§ **WRITTEN TASK**: Pick out each line of the records in which the word "title" appears.

§ **PROVIDED MATERIAL**:
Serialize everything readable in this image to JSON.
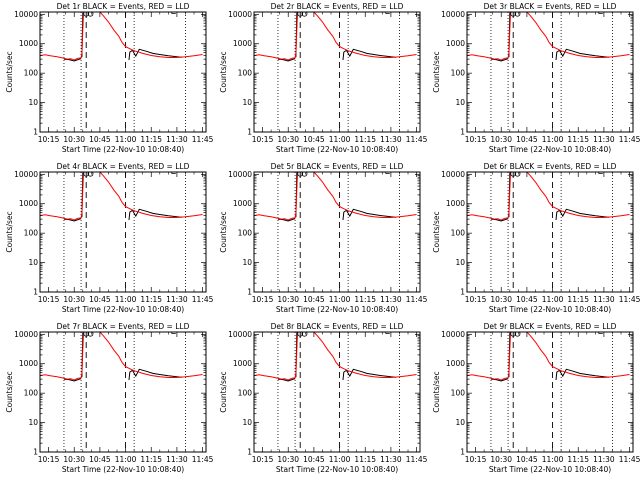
{
  "chart_data": {
    "type": "line",
    "panels": [
      {
        "title": "Det 1r BLACK = Events, RED = LLD"
      },
      {
        "title": "Det 2r BLACK = Events, RED = LLD"
      },
      {
        "title": "Det 3r BLACK = Events, RED = LLD"
      },
      {
        "title": "Det 4r BLACK = Events, RED = LLD"
      },
      {
        "title": "Det 5r BLACK = Events, RED = LLD"
      },
      {
        "title": "Det 6r BLACK = Events, RED = LLD"
      },
      {
        "title": "Det 7r BLACK = Events, RED = LLD"
      },
      {
        "title": "Det 8r BLACK = Events, RED = LLD"
      },
      {
        "title": "Det 9r BLACK = Events, RED = LLD"
      }
    ],
    "xlabel": "Start Time (22-Nov-10 10:08:40)",
    "ylabel": "Counts/sec",
    "x_ticks": [
      "10:15",
      "10:30",
      "10:45",
      "11:00",
      "11:15",
      "11:30",
      "11:45"
    ],
    "x_tick_minutes": [
      15,
      30,
      45,
      60,
      75,
      90,
      105
    ],
    "xlim_minutes_after_10h": [
      10,
      107
    ],
    "y_ticks": [
      "1",
      "10",
      "100",
      "1000",
      "10000"
    ],
    "ylim": [
      1,
      12000
    ],
    "yscale": "log",
    "vlines_dotted_minutes": [
      24,
      34,
      65,
      95
    ],
    "vlines_dashed_minutes": [
      37,
      60
    ],
    "series": [
      {
        "name": "Events",
        "color": "#000000",
        "segments": [
          {
            "x": [
              24,
              27,
              30,
              33,
              34
            ],
            "y": [
              300,
              290,
              260,
              300,
              310
            ]
          },
          {
            "x": [
              34.5,
              35
            ],
            "y": [
              350,
              11000
            ]
          },
          {
            "x": [
              62,
              62.5,
              64,
              66,
              68,
              72,
              76,
              80,
              85,
              90,
              93
            ],
            "y": [
              280,
              520,
              600,
              380,
              650,
              560,
              470,
              430,
              390,
              360,
              350
            ]
          }
        ]
      },
      {
        "name": "LLD",
        "color": "#ff0000",
        "segments": [
          {
            "x": [
              10,
              13,
              16,
              20,
              24,
              26,
              28,
              30,
              32,
              34,
              34.5,
              35,
              35.5
            ],
            "y": [
              400,
              420,
              390,
              360,
              320,
              300,
              310,
              280,
              320,
              330,
              500,
              3000,
              12000
            ]
          },
          {
            "x": [
              45,
              47,
              50,
              53,
              56,
              58,
              60,
              62,
              65,
              70,
              75,
              80,
              85,
              90,
              95,
              100,
              105
            ],
            "y": [
              12000,
              9000,
              5500,
              3000,
              1800,
              1100,
              800,
              700,
              580,
              470,
              400,
              360,
              340,
              340,
              360,
              390,
              430
            ]
          }
        ]
      }
    ],
    "markers_circle": [
      {
        "x": 37,
        "y": 10500
      },
      {
        "x": 39.5,
        "y": 10500
      }
    ],
    "marker_bracket": {
      "x": 87,
      "y": 10800
    }
  }
}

§ **RESPONSE TO THIS TASK**:
        "title": "Det 1r BLACK = Events, RED = LLD"
        "title": "Det 2r BLACK = Events, RED = LLD"
        "title": "Det 3r BLACK = Events, RED = LLD"
        "title": "Det 4r BLACK = Events, RED = LLD"
        "title": "Det 5r BLACK = Events, RED = LLD"
        "title": "Det 6r BLACK = Events, RED = LLD"
        "title": "Det 7r BLACK = Events, RED = LLD"
        "title": "Det 8r BLACK = Events, RED = LLD"
        "title": "Det 9r BLACK = Events, RED = LLD"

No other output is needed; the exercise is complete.